Input records>

◇ ◇ ◇

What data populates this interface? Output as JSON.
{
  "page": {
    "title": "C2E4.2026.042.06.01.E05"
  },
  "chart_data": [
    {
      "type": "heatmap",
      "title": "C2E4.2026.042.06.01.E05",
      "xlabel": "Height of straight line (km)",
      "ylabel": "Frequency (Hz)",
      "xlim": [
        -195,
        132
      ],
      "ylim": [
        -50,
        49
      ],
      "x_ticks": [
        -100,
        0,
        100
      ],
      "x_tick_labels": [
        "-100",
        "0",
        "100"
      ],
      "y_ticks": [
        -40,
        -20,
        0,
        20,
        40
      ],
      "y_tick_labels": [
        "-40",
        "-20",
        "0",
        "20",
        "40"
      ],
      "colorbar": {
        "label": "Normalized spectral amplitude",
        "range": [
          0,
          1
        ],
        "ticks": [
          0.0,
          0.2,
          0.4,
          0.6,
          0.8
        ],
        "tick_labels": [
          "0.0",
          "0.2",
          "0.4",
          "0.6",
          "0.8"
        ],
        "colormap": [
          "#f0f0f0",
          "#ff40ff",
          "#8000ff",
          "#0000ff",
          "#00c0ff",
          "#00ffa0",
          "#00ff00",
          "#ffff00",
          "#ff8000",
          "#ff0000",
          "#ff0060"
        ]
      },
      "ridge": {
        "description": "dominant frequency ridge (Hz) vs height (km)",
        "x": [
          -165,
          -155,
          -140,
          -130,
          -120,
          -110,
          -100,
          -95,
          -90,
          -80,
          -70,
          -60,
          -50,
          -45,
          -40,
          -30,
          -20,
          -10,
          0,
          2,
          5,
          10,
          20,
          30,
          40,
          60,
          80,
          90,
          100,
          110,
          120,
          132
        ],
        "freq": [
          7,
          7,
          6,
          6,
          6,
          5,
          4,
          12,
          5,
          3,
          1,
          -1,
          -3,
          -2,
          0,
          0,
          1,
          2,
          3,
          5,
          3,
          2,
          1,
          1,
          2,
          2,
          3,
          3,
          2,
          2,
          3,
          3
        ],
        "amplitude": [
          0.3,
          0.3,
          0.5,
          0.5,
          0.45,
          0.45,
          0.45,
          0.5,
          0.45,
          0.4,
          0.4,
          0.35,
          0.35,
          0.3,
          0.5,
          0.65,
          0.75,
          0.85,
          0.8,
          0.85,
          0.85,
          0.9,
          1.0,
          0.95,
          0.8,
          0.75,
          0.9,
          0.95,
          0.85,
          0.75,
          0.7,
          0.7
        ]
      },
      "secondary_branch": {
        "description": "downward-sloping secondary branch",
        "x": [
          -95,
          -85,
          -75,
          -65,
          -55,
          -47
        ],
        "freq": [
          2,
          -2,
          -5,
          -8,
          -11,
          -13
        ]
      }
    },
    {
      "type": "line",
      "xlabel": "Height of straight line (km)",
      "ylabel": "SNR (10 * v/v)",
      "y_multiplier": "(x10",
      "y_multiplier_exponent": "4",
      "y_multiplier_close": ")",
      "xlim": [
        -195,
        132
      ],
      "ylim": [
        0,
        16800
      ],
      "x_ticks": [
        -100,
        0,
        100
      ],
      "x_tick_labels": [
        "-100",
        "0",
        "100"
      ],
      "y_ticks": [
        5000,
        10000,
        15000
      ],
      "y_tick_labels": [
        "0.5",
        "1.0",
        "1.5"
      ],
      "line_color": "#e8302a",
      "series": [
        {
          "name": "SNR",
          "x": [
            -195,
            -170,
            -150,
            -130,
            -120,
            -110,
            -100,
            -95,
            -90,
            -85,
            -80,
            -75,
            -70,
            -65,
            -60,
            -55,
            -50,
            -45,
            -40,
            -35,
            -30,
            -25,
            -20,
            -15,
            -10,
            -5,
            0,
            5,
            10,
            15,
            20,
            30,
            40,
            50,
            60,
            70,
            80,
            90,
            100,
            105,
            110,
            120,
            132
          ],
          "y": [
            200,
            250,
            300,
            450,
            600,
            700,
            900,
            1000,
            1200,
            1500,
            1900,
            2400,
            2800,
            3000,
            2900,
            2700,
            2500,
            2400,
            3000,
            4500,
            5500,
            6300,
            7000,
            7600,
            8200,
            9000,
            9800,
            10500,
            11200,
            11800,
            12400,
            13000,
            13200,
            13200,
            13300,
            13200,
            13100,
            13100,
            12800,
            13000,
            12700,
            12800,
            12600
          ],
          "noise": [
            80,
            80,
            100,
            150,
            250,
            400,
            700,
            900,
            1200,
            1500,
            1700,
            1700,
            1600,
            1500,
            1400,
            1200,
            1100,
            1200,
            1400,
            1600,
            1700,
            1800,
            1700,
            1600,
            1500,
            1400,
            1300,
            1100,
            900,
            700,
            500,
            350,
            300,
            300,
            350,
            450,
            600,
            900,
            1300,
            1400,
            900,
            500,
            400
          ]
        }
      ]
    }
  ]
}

◇ ◇ ◇

What is needed> Copy every line of the listing that includes the string "ylabel".

Final result>
      "ylabel": "Frequency (Hz)",
      "ylabel": "SNR (10 * v/v)",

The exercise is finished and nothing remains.